• [SET TASK]:
Find the lines that include the string "document" and report how many there are. Give no other text.

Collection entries
____

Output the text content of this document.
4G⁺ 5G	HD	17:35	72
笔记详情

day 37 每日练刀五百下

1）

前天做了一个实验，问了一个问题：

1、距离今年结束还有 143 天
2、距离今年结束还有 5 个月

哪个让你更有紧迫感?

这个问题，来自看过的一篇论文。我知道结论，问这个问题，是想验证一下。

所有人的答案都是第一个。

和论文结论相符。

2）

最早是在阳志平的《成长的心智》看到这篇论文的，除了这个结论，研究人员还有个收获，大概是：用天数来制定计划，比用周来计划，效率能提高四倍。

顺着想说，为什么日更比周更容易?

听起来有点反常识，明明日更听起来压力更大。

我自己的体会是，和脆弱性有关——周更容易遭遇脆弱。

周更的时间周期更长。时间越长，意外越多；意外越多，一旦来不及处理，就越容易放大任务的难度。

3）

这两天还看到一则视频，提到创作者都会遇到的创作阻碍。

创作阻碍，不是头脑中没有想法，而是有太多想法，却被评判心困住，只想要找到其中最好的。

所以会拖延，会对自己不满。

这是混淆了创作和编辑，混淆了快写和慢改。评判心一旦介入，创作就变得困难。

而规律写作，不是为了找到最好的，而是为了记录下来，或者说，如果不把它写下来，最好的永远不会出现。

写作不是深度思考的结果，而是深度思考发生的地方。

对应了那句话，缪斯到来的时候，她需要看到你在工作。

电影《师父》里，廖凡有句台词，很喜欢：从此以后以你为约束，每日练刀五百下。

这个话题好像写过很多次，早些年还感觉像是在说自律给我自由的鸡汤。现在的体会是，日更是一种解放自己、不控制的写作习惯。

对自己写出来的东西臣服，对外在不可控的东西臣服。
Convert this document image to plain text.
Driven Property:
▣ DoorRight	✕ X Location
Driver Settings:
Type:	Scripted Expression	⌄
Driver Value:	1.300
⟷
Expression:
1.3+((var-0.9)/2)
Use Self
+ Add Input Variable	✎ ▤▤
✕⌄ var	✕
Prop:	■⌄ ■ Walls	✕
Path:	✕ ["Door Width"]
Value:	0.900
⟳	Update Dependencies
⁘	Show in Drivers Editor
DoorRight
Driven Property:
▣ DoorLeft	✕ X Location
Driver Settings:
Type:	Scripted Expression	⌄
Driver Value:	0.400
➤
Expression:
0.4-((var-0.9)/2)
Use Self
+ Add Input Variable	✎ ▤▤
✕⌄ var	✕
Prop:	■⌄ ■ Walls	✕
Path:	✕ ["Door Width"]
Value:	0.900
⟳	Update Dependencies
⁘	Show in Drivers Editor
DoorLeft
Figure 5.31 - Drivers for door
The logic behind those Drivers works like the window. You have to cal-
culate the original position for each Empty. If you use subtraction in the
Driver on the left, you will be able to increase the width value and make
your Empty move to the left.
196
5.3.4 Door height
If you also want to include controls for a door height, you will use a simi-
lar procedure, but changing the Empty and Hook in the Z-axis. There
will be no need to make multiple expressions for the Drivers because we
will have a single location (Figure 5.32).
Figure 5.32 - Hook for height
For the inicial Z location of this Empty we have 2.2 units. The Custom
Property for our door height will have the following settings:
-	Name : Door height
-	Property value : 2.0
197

____

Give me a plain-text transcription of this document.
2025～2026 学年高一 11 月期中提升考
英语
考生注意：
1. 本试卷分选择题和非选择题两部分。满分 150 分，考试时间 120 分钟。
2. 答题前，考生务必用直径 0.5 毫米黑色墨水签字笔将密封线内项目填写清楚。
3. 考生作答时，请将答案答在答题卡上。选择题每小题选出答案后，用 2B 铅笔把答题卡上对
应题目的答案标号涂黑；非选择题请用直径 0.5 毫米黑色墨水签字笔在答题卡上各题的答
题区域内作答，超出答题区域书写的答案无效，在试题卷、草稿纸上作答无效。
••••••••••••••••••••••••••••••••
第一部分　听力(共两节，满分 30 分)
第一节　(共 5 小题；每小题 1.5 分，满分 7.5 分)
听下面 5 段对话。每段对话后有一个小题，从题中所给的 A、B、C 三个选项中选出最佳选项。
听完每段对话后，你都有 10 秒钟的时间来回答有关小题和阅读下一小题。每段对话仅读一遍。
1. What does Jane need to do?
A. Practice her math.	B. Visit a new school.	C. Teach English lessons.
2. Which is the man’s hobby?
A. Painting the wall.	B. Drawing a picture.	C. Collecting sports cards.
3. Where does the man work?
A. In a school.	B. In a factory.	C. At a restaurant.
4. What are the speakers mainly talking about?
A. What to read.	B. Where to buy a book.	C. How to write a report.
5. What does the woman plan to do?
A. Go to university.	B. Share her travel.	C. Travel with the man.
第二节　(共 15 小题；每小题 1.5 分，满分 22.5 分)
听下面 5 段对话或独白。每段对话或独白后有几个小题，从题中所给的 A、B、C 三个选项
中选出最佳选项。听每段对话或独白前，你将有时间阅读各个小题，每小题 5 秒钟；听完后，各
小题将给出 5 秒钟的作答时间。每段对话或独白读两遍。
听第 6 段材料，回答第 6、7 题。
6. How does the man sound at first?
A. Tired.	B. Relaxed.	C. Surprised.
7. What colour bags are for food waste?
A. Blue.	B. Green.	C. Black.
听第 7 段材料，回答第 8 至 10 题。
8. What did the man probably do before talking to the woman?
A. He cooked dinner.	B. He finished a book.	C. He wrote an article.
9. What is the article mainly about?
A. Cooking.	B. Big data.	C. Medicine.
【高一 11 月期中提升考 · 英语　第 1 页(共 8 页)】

____

• [RESPONSE TO THIS EXERCISE]:
3